# What is expected
Gather all lines with the word "コーティング" in them.

Data entries
▼▼▼

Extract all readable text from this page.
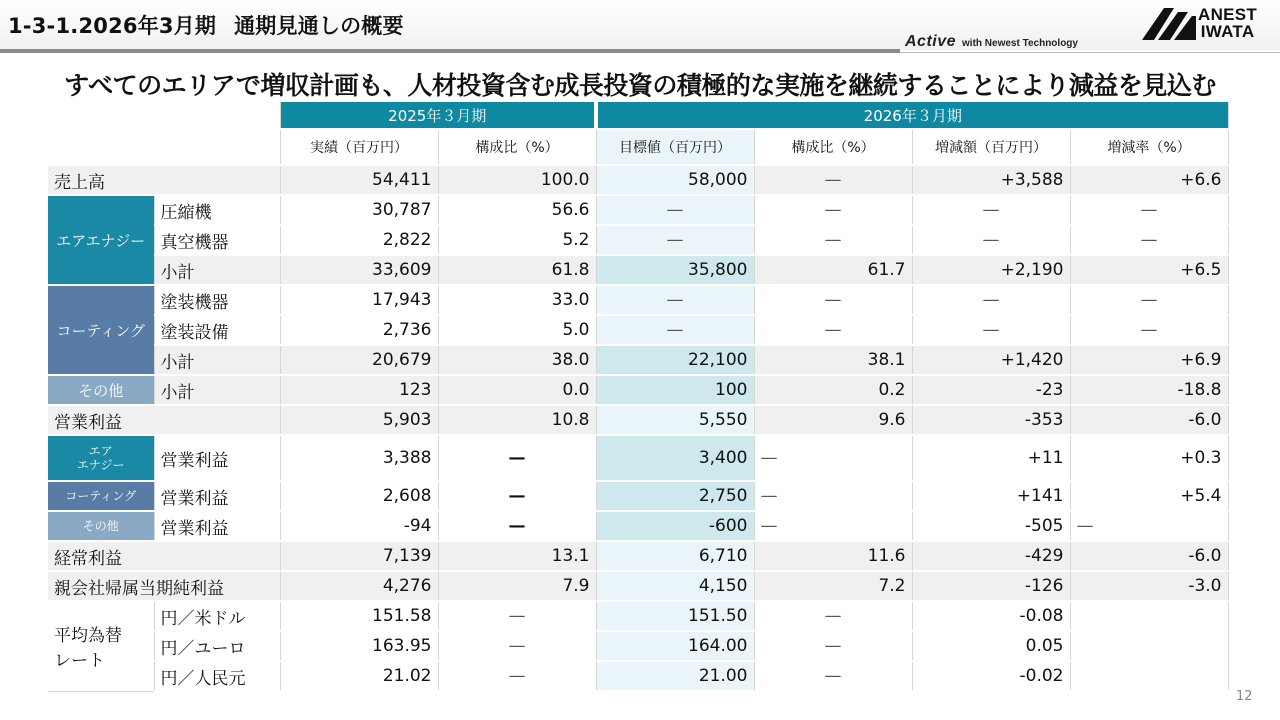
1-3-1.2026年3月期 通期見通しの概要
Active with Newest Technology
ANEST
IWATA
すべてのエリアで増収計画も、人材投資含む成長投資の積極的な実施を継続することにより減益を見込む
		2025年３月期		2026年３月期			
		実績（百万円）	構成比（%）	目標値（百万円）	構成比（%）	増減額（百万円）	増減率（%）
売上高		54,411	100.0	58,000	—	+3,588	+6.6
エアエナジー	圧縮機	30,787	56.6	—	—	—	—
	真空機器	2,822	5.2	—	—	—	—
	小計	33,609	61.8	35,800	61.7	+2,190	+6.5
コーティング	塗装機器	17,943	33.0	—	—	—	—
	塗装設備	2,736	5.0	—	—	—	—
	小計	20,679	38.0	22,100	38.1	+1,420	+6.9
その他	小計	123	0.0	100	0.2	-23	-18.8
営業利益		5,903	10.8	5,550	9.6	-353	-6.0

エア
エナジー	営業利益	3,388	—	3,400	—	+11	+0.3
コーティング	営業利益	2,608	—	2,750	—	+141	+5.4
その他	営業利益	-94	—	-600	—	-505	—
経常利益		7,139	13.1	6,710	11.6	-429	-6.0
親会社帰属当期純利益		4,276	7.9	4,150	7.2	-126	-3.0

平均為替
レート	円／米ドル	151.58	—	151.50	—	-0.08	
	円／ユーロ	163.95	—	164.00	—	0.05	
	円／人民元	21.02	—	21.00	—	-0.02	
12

▲▲▲
▼▼▼

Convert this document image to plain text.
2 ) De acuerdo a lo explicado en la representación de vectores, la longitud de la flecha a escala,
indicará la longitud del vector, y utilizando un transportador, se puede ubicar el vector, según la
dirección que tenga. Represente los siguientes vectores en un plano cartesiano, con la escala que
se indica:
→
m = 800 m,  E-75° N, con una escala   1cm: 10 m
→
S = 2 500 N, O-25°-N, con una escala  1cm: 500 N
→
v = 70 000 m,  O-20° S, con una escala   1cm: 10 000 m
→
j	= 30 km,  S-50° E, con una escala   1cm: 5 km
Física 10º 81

▲▲▲

# Expected answer
コーティング	塗装機器	17,943	33.0	—	—	—	—
コーティング	営業利益	2,608	—	2,750	—	+141	+5.4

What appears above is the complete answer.